PROBLEM TO WORK ON: Copy out all lines of the records in which the word "computationalphysics" appears.

Stored records:
•••••

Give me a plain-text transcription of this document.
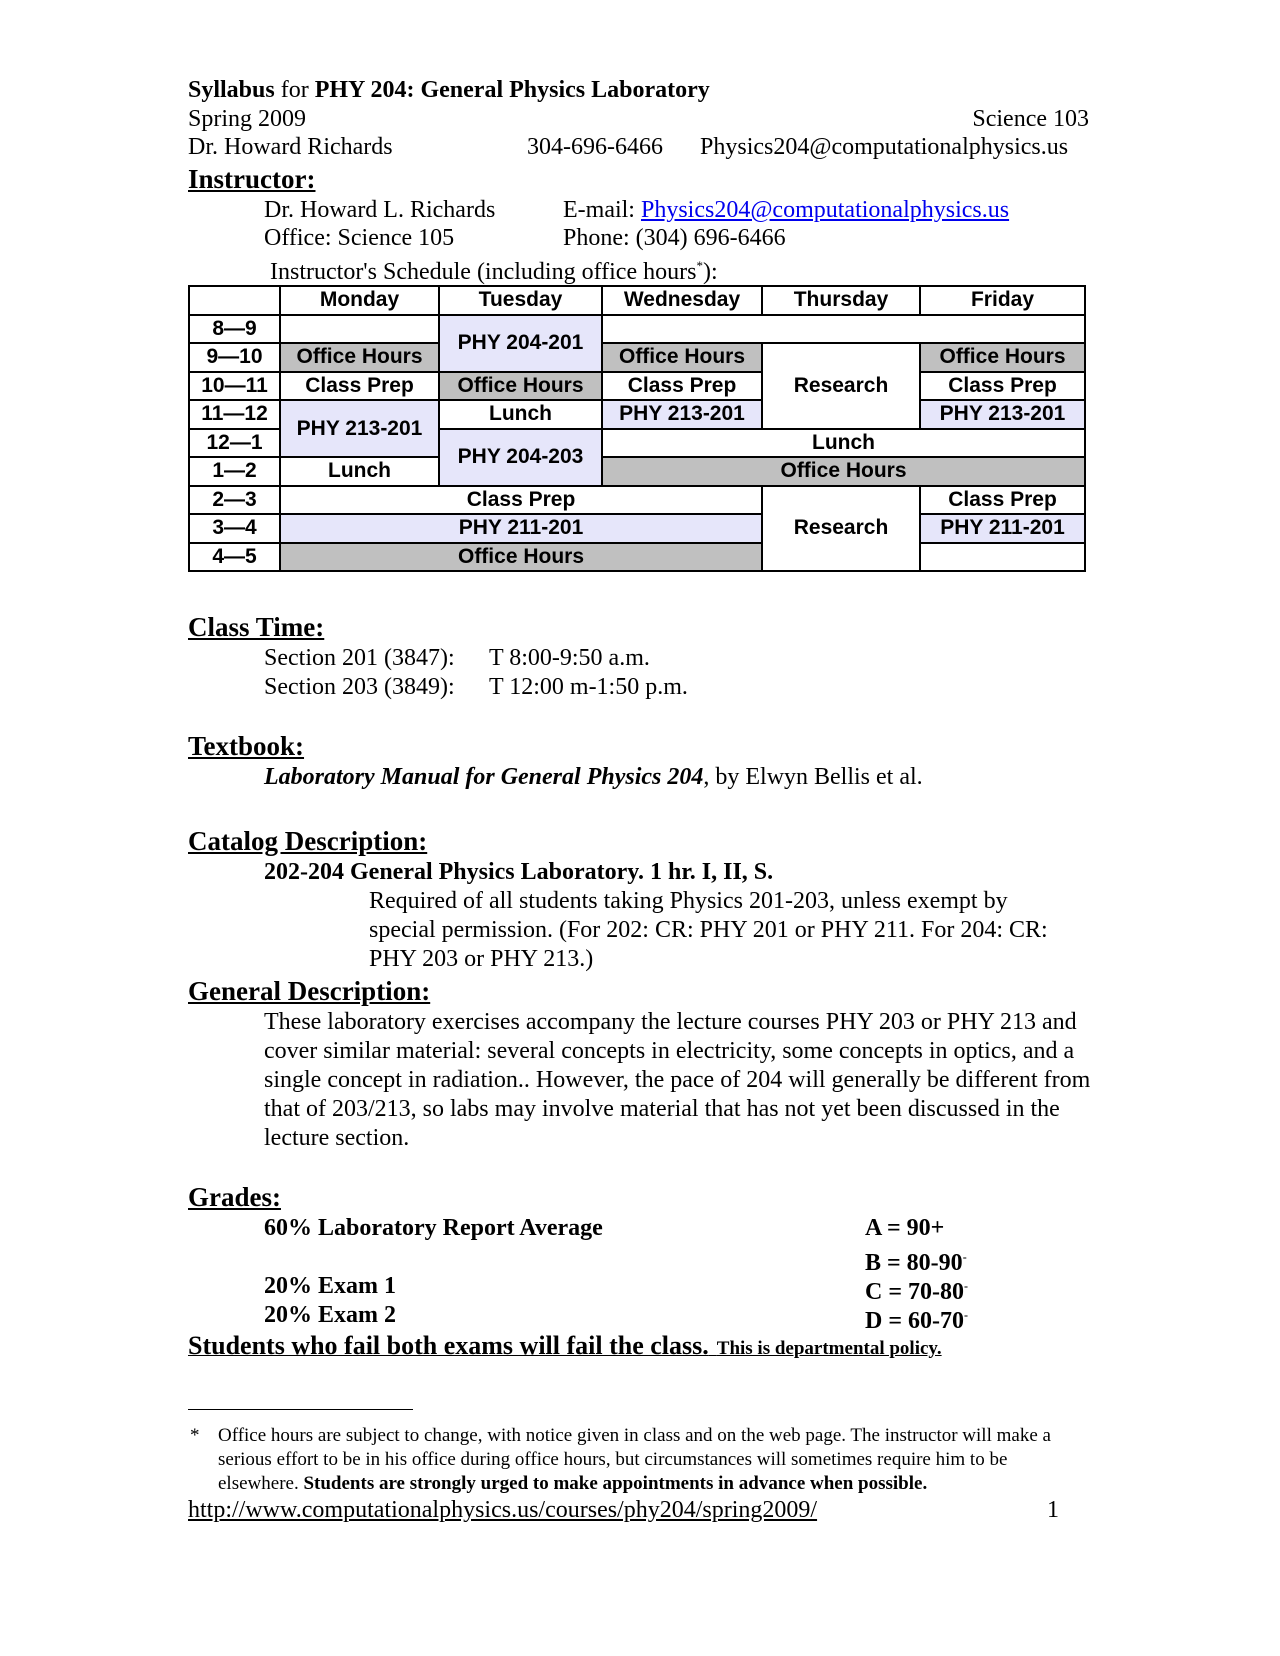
Syllabus for PHY 204: General Physics Laboratory
Spring 2009	Science 103
Dr. Howard Richards	304-696-6466 Physics204@computationalphysics.us
Instructor:
Dr. Howard L. Richards	E-mail: Physics204@computationalphysics.us
Office: Science 105	Phone: (304) 696-6466
Instructor's Schedule (including office hours*):
	Monday	Tuesday	Wednesday	Thursday	Friday
8—9		PHY 204-201			
9—10	Office Hours		Office Hours	Research	Office Hours
10—11	Class Prep	Office Hours	Class Prep		Class Prep
11—12	PHY 213-201	Lunch	PHY 213-201		PHY 213-201
12—1		PHY 204-203	Lunch		
1—2	Lunch		Office Hours		
2—3	Class Prep			Research	Class Prep
3—4	PHY 211-201				PHY 211-201
4—5	Office Hours				
Class Time:
Section 201 (3847): T 8:00-9:50 a.m.
Section 203 (3849): T 12:00 m-1:50 p.m.
Textbook:
Laboratory Manual for General Physics 204, by Elwyn Bellis et al.
Catalog Description:
202-204 General Physics Laboratory. 1 hr. I, II, S.
Required of all students taking Physics 201-203, unless exempt by special permission. (For 202: CR: PHY 201 or PHY 211. For 204: CR: PHY 203 or PHY 213.)
General Description:
These laboratory exercises accompany the lecture courses PHY 203 or PHY 213 and cover similar material: several concepts in electricity, some concepts in optics, and a single concept in radiation.. However, the pace of 204 will generally be different from that of 203/213, so labs may involve material that has not yet been discussed in the lecture section.
Grades:
60% Laboratory Report Average
20% Exam 1
20% Exam 2
A = 90+
B = 80-90-
C = 70-80-
D = 60-70-
Students who fail both exams will fail the class. This is departmental policy.
* Office hours are subject to change, with notice given in class and on the web page. The instructor will make a serious effort to be in his office during office hours, but circumstances will sometimes require him to be elsewhere. Students are strongly urged to make appointments in advance when possible.
http://www.computationalphysics.us/courses/phy204/spring2009/	1
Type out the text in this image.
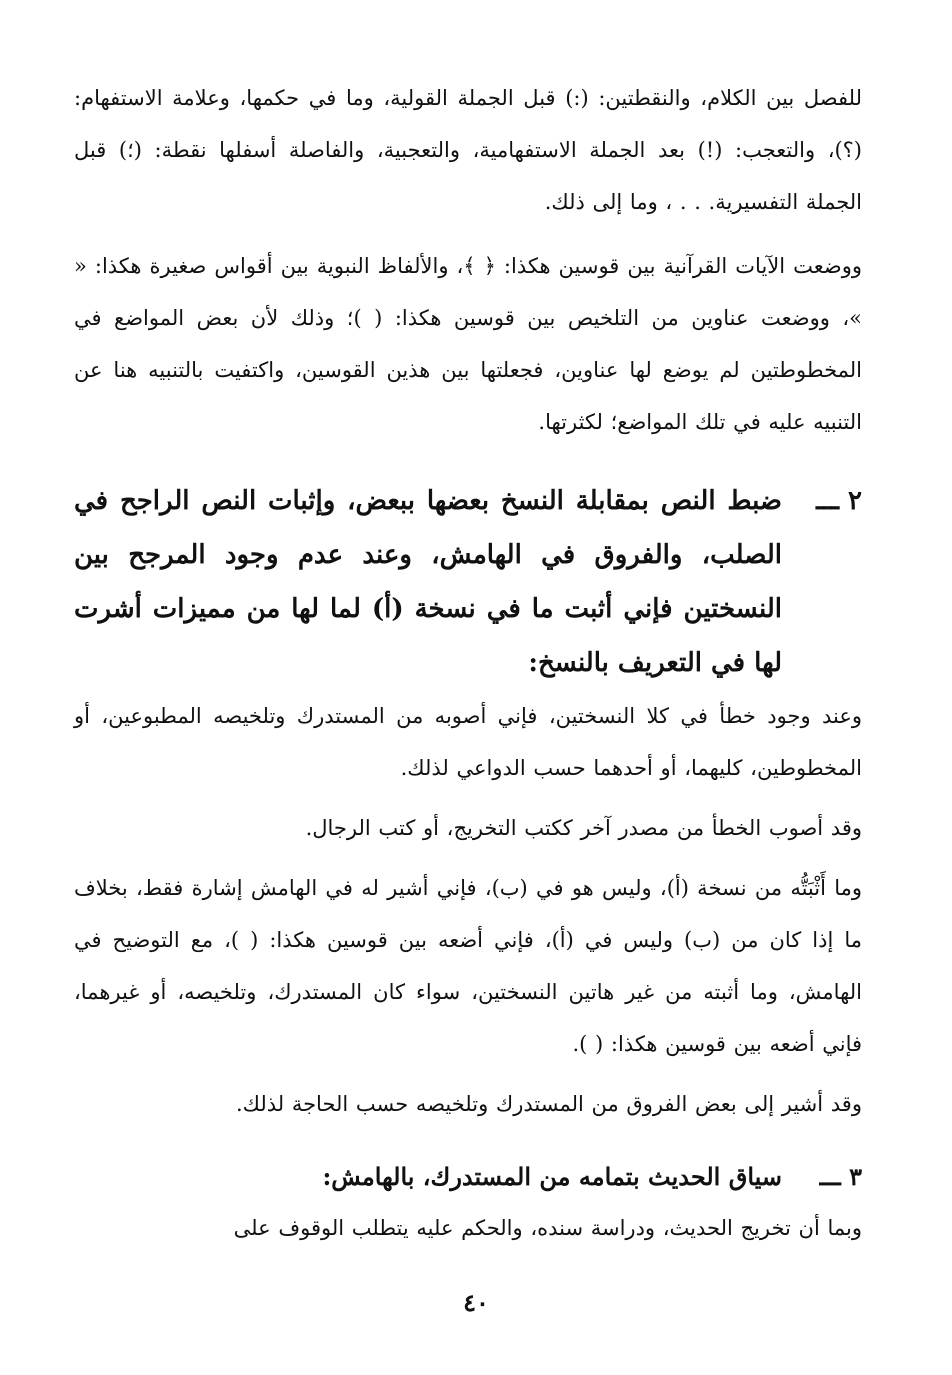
للفصل بين الكلام، والنقطتين: (:) قبل الجملة القولية، وما في حكمها، وعلامة الاستفهام: (؟)، والتعجب: (!) بعد الجملة الاستفهامية، والتعجبية، والفاصلة أسفلها نقطة: (؛) قبل الجملة التفسيرية. . . ، وما إلى ذلك.

ووضعت الآيات القرآنية بين قوسين هكذا: ﴿ ﴾، والألفاظ النبوية بين أقواس صغيرة هكذا: « »، ووضعت عناوين من التلخيص بين قوسين هكذا: ( )؛ وذلك لأن بعض المواضع في المخطوطتين لم يوضع لها عناوين، فجعلتها بين هذين القوسين، واكتفيت بالتنبيه هنا عن التنبيه عليه في تلك المواضع؛ لكثرتها.

٢ ـــ
ضبط النص بمقابلة النسخ بعضها ببعض، وإثبات النص الراجح في الصلب، والفروق في الهامش، وعند عدم وجود المرجح بين النسختين فإني أثبت ما في نسخة (أ) لما لها من مميزات أشرت لها في التعريف بالنسخ:

وعند وجود خطأ في كلا النسختين، فإني أصوبه من المستدرك وتلخيصه المطبوعين، أو المخطوطين، كليهما، أو أحدهما حسب الدواعي لذلك.

وقد أصوب الخطأ من مصدر آخر ككتب التخريج، أو كتب الرجال.

وما أَثْبَتُّه من نسخة (أ)، وليس هو في (ب)، فإني أشير له في الهامش إشارة فقط، بخلاف ما إذا كان من (ب) وليس في (أ)، فإني أضعه بين قوسين هكذا: ( )، مع التوضيح في الهامش، وما أثبته من غير هاتين النسختين، سواء كان المستدرك، وتلخيصه، أو غيرهما، فإني أضعه بين قوسين هكذا: ( ).

وقد أشير إلى بعض الفروق من المستدرك وتلخيصه حسب الحاجة لذلك.

٣ ـــ
سياق الحديث بتمامه من المستدرك، بالهامش:

وبما أن تخريج الحديث، ودراسة سنده، والحكم عليه يتطلب الوقوف على

٤٠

•••••

WRITTEN RESPONSE:
Dr. Howard Richards	304-696-6466 Physics204@computationalphysics.us
Dr. Howard L. Richards	E-mail: Physics204@computationalphysics.us
http://www.computationalphysics.us/courses/phy204/spring2009/	1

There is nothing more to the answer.